■ Description of the task: Report, from the records below, every line where the word "amount" appears.

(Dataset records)
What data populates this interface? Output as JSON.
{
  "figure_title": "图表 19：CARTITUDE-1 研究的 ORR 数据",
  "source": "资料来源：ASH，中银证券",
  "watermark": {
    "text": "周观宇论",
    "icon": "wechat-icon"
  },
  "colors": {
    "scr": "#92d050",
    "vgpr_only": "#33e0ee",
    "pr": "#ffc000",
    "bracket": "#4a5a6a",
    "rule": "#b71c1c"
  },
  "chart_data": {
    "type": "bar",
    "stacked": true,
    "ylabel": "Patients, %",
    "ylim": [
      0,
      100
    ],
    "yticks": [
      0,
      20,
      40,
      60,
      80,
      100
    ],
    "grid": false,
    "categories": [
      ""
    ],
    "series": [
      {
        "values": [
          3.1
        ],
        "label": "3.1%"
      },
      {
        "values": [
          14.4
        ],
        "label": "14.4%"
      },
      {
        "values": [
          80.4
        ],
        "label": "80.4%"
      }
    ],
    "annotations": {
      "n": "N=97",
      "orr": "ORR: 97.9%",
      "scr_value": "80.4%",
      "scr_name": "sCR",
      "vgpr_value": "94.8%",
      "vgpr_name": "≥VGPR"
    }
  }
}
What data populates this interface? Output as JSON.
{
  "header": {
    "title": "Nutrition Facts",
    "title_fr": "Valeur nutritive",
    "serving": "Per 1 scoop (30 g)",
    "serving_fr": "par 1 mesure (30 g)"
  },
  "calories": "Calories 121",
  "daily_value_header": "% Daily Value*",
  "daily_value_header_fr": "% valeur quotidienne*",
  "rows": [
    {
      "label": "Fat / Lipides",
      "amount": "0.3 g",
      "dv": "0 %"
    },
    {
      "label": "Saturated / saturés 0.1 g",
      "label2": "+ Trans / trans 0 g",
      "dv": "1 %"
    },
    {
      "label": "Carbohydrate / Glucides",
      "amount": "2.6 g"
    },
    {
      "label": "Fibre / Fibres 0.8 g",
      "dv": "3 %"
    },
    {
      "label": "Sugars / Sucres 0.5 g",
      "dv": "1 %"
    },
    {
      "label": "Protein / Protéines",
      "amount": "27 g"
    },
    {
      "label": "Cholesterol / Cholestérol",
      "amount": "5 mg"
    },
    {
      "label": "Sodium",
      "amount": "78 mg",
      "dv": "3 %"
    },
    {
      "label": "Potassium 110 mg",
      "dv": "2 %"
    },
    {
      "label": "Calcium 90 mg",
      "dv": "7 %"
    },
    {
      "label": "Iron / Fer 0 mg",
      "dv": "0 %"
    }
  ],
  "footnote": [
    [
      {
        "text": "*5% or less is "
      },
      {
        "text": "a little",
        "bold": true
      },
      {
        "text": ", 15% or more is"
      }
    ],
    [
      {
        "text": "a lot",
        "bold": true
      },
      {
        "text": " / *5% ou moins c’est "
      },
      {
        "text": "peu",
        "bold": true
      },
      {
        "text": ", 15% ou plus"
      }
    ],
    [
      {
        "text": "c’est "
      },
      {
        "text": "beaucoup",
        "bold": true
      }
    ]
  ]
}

■ Task answer:
      "amount": "0.3 g",
      "amount": "2.6 g"
      "amount": "27 g"
      "amount": "5 mg"
      "amount": "78 mg",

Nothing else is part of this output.